*Requirement:*
Can you express every row below as a JSON list of strings, with one string per line and blank lines left out?

---------- Extracted records ----------

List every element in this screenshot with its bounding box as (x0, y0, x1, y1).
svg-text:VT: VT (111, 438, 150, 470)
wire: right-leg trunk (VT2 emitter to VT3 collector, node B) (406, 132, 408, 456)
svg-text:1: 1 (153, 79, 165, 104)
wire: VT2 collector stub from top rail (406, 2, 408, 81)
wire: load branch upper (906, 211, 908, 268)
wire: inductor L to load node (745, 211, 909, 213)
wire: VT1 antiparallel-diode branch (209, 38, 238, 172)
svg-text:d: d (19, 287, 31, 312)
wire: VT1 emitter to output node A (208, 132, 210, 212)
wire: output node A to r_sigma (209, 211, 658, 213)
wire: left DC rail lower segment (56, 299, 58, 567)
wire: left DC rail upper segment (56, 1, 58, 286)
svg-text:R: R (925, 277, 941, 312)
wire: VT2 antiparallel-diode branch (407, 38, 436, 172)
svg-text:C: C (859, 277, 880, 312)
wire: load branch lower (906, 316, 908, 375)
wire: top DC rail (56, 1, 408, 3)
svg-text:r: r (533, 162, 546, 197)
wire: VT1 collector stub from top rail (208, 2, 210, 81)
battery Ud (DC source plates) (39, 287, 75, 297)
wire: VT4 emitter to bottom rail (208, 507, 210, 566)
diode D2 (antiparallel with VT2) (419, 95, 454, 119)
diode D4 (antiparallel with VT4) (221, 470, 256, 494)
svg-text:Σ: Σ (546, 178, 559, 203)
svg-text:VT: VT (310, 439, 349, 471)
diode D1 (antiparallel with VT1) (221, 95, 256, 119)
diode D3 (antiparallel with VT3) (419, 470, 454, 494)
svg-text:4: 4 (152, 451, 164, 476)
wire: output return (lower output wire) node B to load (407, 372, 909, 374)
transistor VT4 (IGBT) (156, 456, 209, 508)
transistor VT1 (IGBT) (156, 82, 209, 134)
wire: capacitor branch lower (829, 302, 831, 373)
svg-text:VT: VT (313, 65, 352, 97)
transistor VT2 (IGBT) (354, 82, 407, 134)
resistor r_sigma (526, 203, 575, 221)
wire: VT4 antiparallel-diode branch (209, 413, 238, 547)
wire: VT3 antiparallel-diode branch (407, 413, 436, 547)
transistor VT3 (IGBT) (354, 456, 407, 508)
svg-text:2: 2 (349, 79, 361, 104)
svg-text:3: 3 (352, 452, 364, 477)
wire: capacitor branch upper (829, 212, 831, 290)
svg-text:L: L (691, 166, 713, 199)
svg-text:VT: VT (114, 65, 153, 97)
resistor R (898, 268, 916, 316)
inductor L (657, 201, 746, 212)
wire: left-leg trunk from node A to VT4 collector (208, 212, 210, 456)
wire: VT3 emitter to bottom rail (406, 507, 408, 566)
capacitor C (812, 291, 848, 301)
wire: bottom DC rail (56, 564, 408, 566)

----------

*Written answer:*
[
  "List every element in this screenshot with its bounding box as (x0, y0, x1, y1).",
  "svg-text:VT: VT (111, 438, 150, 470)",
  "wire: right-leg trunk (VT2 emitter to VT3 collector, node B) (406, 132, 408, 456)",
  "svg-text:1: 1 (153, 79, 165, 104)",
  "wire: VT2 collector stub from top rail (406, 2, 408, 81)",
  "wire: load branch upper (906, 211, 908, 268)",
  "wire: inductor L to load node (745, 211, 909, 213)",
  "wire: VT1 antiparallel-diode branch (209, 38, 238, 172)",
  "svg-text:d: d (19, 287, 31, 312)",
  "wire: VT1 emitter to output node A (208, 132, 210, 212)",
  "wire: output node A to r_sigma (209, 211, 658, 213)",
  "wire: left DC rail lower segment (56, 299, 58, 567)",
  "wire: left DC rail upper segment (56, 1, 58, 286)",
  "svg-text:R: R (925, 277, 941, 312)",
  "wire: VT2 antiparallel-diode branch (407, 38, 436, 172)",
  "svg-text:C: C (859, 277, 880, 312)",
  "wire: load branch lower (906, 316, 908, 375)",
  "wire: top DC rail (56, 1, 408, 3)",
  "svg-text:r: r (533, 162, 546, 197)",
  "wire: VT1 collector stub from top rail (208, 2, 210, 81)",
  "battery Ud (DC source plates) (39, 287, 75, 297)",
  "wire: VT4 emitter to bottom rail (208, 507, 210, 566)",
  "diode D2 (antiparallel with VT2) (419, 95, 454, 119)",
  "diode D4 (antiparallel with VT4) (221, 470, 256, 494)",
  "svg-text:Σ: Σ (546, 178, 559, 203)",
  "svg-text:VT: VT (310, 439, 349, 471)",
  "diode D1 (antiparallel with VT1) (221, 95, 256, 119)",
  "diode D3 (antiparallel with VT3) (419, 470, 454, 494)",
  "svg-text:4: 4 (152, 451, 164, 476)",
  "wire: output return (lower output wire) node B to load (407, 372, 909, 374)",
  "transistor VT4 (IGBT) (156, 456, 209, 508)",
  "transistor VT1 (IGBT) (156, 82, 209, 134)",
  "wire: capacitor branch lower (829, 302, 831, 373)",
  "svg-text:VT: VT (313, 65, 352, 97)",
  "transistor VT2 (IGBT) (354, 82, 407, 134)",
  "resistor r_sigma (526, 203, 575, 221)",
  "wire: VT4 antiparallel-diode branch (209, 413, 238, 547)",
  "wire: VT3 antiparallel-diode branch (407, 413, 436, 547)",
  "transistor VT3 (IGBT) (354, 456, 407, 508)",
  "svg-text:2: 2 (349, 79, 361, 104)",
  "svg-text:3: 3 (352, 452, 364, 477)",
  "wire: capacitor branch upper (829, 212, 831, 290)",
  "svg-text:L: L (691, 166, 713, 199)",
  "svg-text:VT: VT (114, 65, 153, 97)",
  "resistor R (898, 268, 916, 316)",
  "inductor L (657, 201, 746, 212)",
  "wire: left-leg trunk from node A to VT4 collector (208, 212, 210, 456)",
  "wire: VT3 emitter to bottom rail (406, 507, 408, 566)",
  "capacitor C (812, 291, 848, 301)",
  "wire: bottom DC rail (56, 564, 408, 566)"
]